:: RECORD EXCERPTS ::

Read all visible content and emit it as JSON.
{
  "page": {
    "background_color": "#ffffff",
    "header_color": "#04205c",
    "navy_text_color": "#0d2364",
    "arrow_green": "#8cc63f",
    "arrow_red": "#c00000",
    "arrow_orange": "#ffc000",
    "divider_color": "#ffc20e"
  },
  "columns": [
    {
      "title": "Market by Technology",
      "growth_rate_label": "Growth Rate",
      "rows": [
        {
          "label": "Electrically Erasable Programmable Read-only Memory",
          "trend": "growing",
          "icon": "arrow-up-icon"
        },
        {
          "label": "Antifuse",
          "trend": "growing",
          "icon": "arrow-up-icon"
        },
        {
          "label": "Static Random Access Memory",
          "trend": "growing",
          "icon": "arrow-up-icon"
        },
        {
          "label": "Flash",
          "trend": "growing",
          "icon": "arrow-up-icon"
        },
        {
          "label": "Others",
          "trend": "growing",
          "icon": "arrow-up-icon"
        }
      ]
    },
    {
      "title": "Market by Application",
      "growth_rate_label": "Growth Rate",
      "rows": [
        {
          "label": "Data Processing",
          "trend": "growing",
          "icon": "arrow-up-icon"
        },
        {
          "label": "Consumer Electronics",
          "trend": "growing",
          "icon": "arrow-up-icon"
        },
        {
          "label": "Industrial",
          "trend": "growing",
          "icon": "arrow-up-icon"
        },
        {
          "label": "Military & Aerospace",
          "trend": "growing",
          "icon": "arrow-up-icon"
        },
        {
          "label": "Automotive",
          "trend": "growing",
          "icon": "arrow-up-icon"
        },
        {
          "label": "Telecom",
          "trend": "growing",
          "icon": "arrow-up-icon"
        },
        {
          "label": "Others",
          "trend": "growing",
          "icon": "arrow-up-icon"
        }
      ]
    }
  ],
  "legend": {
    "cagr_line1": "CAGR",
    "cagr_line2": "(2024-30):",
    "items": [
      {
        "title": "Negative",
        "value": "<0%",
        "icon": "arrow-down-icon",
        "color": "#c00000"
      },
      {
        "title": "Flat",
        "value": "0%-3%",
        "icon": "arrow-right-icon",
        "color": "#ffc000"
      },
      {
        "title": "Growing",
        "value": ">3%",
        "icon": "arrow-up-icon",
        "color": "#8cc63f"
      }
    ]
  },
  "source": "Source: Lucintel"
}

:::

• [WORK INSTRUCTIONS]:
Write out the whole listing again, exactly as it stands.

• [ANSWER TO THE PROBLEM]:
Read all visible content and emit it as JSON.
{
  "page": {
    "background_color": "#ffffff",
    "header_color": "#04205c",
    "navy_text_color": "#0d2364",
    "arrow_green": "#8cc63f",
    "arrow_red": "#c00000",
    "arrow_orange": "#ffc000",
    "divider_color": "#ffc20e"
  },
  "columns": [
    {
      "title": "Market by Technology",
      "growth_rate_label": "Growth Rate",
      "rows": [
        {
          "label": "Electrically Erasable Programmable Read-only Memory",
          "trend": "growing",
          "icon": "arrow-up-icon"
        },
        {
          "label": "Antifuse",
          "trend": "growing",
          "icon": "arrow-up-icon"
        },
        {
          "label": "Static Random Access Memory",
          "trend": "growing",
          "icon": "arrow-up-icon"
        },
        {
          "label": "Flash",
          "trend": "growing",
          "icon": "arrow-up-icon"
        },
        {
          "label": "Others",
          "trend": "growing",
          "icon": "arrow-up-icon"
        }
      ]
    },
    {
      "title": "Market by Application",
      "growth_rate_label": "Growth Rate",
      "rows": [
        {
          "label": "Data Processing",
          "trend": "growing",
          "icon": "arrow-up-icon"
        },
        {
          "label": "Consumer Electronics",
          "trend": "growing",
          "icon": "arrow-up-icon"
        },
        {
          "label": "Industrial",
          "trend": "growing",
          "icon": "arrow-up-icon"
        },
        {
          "label": "Military & Aerospace",
          "trend": "growing",
          "icon": "arrow-up-icon"
        },
        {
          "label": "Automotive",
          "trend": "growing",
          "icon": "arrow-up-icon"
        },
        {
          "label": "Telecom",
          "trend": "growing",
          "icon": "arrow-up-icon"
        },
        {
          "label": "Others",
          "trend": "growing",
          "icon": "arrow-up-icon"
        }
      ]
    }
  ],
  "legend": {
    "cagr_line1": "CAGR",
    "cagr_line2": "(2024-30):",
    "items": [
      {
        "title": "Negative",
        "value": "<0%",
        "icon": "arrow-down-icon",
        "color": "#c00000"
      },
      {
        "title": "Flat",
        "value": "0%-3%",
        "icon": "arrow-right-icon",
        "color": "#ffc000"
      },
      {
        "title": "Growing",
        "value": ">3%",
        "icon": "arrow-up-icon",
        "color": "#8cc63f"
      }
    ]
  },
  "source": "Source: Lucintel"
}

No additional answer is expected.